Begin PROVIDED RECORDS

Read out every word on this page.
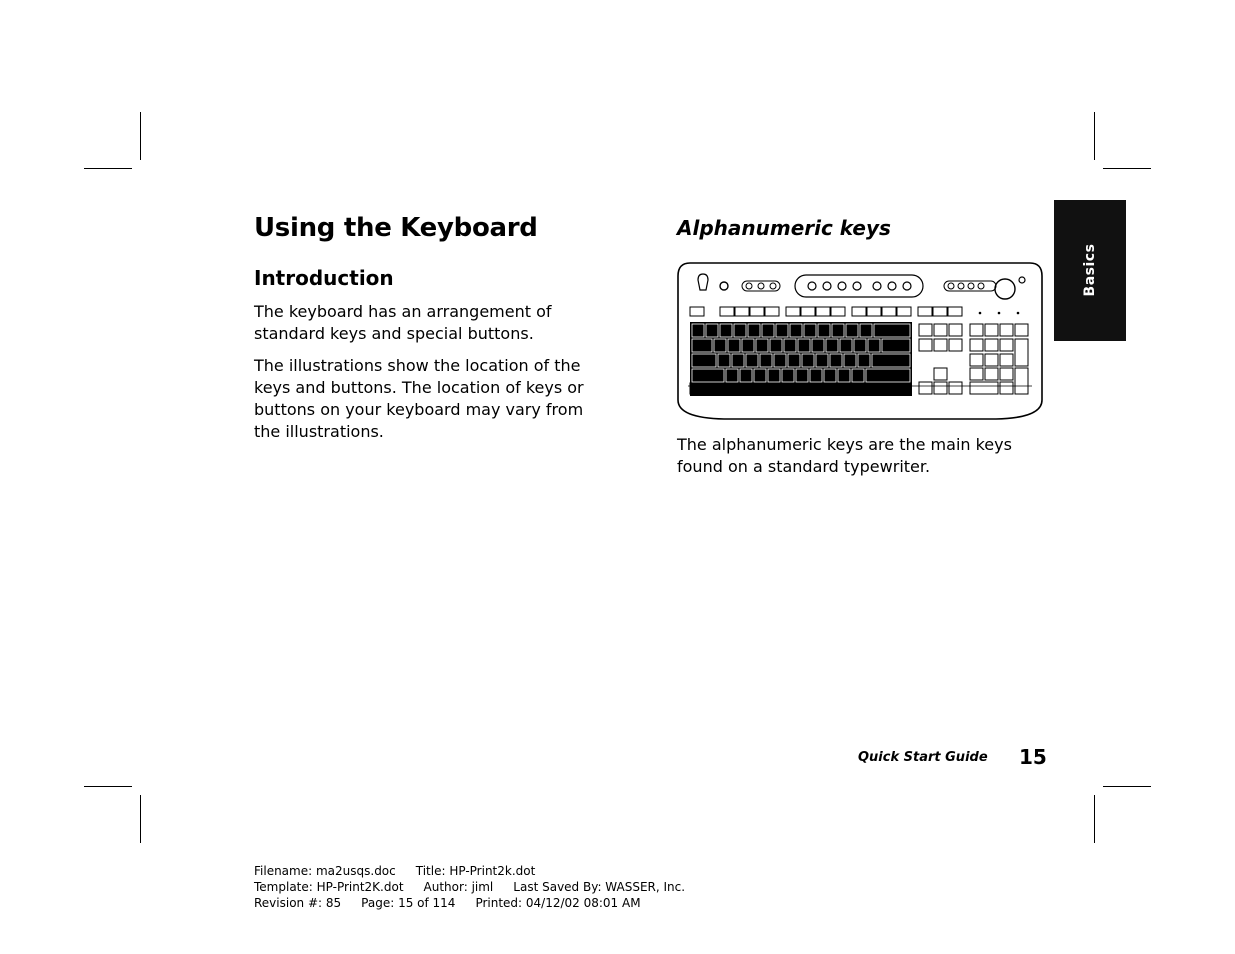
Basics
Using the Keyboard
Introduction

The keyboard has an arrangement of standard keys and special buttons.

The illustrations show the location of the keys and buttons. The location of keys or buttons on your keyboard may vary from the illustrations.

Alphanumeric keys

The alphanumeric keys are the main keys found on a standard typewriter.

Quick Start Guide 15
Filename: ma2usqs.doc Title: HP-Print2k.dot
Template: HP-Print2K.dot Author: jiml Last Saved By: WASSER, Inc.
Revision #: 85 Page: 15 of 114 Printed: 04/12/02 08:01 AM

End PROVIDED RECORDS

- **GIVEN TASK**
Return the listing above unchanged, apart from dropping its pictures.

- **SOLUTION**
Read out every word on this page.
Basics
Using the Keyboard
Introduction

The keyboard has an arrangement of standard keys and special buttons.

The illustrations show the location of the keys and buttons. The location of keys or buttons on your keyboard may vary from the illustrations.

Alphanumeric keys

The alphanumeric keys are the main keys found on a standard typewriter.

Quick Start Guide 15
Filename: ma2usqs.doc Title: HP-Print2k.dot
Template: HP-Print2K.dot Author: jiml Last Saved By: WASSER, Inc.
Revision #: 85 Page: 15 of 114 Printed: 04/12/02 08:01 AM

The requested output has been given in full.